**STORED DATA:**

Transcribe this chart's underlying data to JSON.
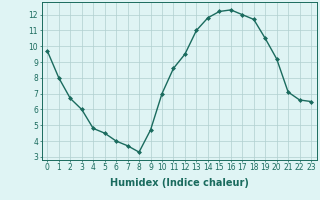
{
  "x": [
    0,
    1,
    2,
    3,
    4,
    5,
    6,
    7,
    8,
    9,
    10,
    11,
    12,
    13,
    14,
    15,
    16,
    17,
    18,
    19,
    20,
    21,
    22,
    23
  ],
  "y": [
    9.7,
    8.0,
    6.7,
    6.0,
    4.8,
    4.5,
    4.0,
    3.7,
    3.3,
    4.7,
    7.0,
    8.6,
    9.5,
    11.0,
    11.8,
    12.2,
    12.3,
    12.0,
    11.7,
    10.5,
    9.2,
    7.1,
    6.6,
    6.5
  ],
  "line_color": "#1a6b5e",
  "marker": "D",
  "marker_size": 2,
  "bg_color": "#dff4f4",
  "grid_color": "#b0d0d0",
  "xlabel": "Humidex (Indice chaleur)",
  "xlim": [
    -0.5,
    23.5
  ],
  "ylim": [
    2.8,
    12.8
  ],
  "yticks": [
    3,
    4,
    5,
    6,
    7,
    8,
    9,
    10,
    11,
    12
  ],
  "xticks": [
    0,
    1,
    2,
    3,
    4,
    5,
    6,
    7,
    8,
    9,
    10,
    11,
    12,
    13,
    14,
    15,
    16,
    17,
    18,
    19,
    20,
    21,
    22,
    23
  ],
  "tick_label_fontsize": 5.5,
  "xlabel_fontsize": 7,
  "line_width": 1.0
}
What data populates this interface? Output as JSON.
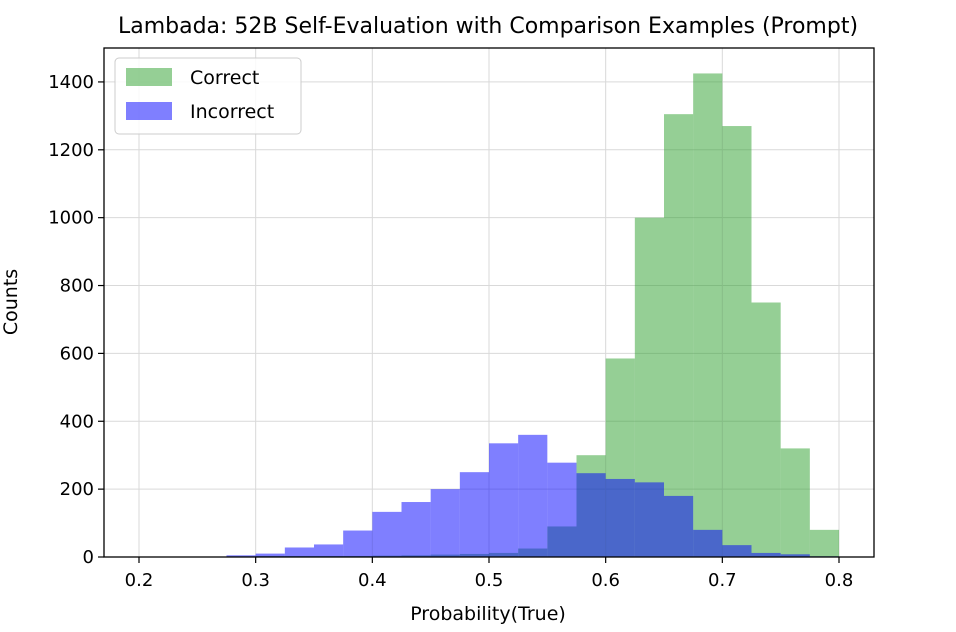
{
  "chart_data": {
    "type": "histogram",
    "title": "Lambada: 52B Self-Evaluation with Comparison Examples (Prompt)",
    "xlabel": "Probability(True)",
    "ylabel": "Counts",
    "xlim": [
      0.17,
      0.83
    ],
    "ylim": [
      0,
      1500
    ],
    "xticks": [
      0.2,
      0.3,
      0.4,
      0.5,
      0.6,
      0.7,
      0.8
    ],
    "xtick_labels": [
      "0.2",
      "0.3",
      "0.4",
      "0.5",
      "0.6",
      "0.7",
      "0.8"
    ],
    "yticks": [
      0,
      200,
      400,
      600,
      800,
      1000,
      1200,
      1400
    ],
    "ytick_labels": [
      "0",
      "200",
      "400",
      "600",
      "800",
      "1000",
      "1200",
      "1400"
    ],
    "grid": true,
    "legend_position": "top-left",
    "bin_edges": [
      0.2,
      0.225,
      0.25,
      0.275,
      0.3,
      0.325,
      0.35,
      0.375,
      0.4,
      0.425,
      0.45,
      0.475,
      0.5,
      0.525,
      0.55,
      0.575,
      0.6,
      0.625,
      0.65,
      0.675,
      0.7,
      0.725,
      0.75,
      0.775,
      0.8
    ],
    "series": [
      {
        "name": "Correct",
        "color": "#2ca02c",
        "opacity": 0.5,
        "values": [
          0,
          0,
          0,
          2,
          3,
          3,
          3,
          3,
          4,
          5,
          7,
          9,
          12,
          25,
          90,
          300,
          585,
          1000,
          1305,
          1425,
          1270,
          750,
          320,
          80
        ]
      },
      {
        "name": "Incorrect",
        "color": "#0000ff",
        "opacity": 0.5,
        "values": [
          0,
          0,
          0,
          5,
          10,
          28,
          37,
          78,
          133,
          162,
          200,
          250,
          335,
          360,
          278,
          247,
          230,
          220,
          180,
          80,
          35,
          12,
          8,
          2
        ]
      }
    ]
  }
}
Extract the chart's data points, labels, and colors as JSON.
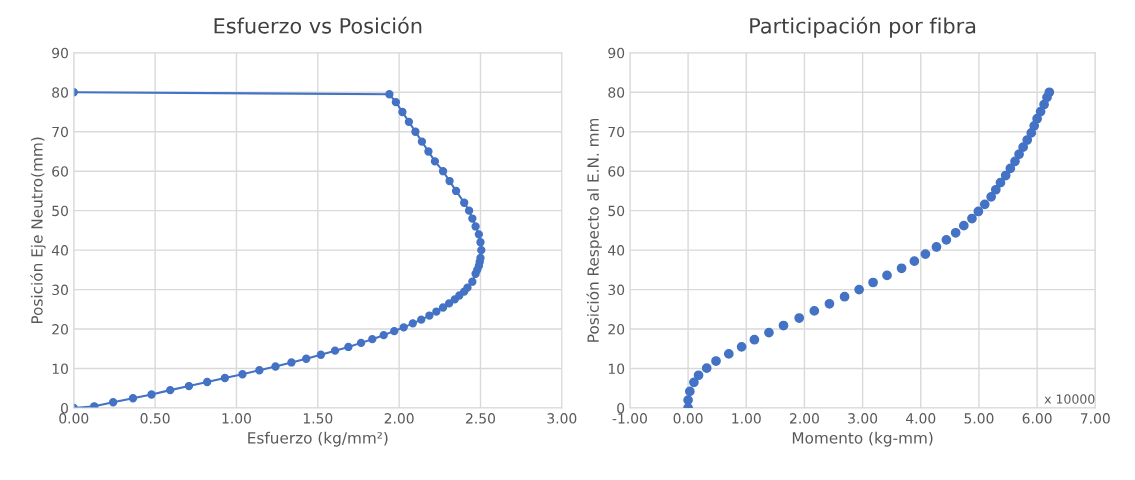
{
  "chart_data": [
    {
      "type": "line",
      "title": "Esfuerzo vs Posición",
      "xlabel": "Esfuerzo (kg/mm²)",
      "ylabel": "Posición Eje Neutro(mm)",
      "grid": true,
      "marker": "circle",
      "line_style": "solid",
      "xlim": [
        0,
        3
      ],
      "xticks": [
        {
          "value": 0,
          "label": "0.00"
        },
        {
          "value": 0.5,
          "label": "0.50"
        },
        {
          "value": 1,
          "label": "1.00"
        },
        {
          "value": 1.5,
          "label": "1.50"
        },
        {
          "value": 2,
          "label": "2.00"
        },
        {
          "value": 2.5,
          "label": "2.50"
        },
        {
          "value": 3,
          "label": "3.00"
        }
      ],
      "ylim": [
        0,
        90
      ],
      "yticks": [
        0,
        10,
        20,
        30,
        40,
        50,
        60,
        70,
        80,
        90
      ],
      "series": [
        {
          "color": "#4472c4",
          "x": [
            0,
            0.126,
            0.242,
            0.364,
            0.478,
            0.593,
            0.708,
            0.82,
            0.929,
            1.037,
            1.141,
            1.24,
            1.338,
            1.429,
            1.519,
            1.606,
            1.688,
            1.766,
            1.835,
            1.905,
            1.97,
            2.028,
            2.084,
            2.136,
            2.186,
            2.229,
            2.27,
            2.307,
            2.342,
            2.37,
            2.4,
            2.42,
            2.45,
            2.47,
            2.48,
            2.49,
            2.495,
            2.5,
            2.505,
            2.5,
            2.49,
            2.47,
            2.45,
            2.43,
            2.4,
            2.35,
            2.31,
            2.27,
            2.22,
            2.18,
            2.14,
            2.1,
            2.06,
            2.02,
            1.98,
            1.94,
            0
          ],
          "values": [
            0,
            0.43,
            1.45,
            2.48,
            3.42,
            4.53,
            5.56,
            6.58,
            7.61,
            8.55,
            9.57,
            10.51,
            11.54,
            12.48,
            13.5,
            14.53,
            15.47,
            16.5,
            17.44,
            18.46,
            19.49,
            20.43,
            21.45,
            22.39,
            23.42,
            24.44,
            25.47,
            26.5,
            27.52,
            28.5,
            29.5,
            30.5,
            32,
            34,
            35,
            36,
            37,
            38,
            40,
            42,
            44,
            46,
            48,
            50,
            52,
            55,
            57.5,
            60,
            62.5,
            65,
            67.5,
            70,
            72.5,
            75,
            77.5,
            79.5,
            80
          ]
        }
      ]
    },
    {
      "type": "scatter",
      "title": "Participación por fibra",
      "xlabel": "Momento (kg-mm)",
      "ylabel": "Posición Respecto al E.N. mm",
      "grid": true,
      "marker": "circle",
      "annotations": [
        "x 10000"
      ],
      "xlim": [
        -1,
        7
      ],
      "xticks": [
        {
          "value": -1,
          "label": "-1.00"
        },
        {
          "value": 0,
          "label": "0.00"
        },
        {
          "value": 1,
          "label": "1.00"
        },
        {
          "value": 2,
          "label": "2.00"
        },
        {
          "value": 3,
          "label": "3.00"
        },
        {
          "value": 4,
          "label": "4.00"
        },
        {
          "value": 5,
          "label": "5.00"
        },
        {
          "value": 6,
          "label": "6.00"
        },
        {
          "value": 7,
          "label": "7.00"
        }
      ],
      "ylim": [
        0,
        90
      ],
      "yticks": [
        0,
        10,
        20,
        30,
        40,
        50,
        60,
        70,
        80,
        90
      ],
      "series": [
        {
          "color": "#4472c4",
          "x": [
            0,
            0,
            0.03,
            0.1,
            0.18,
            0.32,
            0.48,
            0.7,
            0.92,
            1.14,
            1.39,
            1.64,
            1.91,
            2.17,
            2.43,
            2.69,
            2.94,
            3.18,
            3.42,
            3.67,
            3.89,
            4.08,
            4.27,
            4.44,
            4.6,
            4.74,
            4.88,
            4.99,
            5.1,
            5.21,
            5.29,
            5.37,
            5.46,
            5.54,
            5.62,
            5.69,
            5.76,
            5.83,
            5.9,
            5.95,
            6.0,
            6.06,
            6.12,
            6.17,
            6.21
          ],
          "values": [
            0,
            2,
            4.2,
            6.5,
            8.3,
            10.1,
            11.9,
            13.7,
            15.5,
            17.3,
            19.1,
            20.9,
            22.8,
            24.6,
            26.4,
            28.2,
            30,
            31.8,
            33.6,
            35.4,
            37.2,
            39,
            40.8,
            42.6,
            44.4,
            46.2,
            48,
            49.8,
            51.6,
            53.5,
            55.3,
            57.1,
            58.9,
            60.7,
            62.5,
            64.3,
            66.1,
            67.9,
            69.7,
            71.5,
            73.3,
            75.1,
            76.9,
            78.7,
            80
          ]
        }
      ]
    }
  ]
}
...
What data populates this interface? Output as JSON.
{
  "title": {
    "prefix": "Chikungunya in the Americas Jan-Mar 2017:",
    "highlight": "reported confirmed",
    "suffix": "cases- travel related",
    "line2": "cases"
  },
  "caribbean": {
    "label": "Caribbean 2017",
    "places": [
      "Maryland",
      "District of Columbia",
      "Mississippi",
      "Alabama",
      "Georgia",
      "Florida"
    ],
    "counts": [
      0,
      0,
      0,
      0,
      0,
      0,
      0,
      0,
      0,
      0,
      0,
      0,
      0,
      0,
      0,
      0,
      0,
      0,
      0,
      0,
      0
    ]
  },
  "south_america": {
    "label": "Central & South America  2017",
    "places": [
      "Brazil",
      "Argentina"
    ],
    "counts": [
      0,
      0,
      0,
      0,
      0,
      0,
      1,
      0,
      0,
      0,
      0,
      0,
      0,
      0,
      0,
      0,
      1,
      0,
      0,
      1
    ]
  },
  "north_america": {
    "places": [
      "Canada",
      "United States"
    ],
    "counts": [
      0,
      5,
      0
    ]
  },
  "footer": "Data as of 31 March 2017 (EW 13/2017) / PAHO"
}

**SHORT PROBLEM:**
Report the number of lines in the entries above that include the word "JSON" and add nothing to it.

**FULL RESPONSE:**
4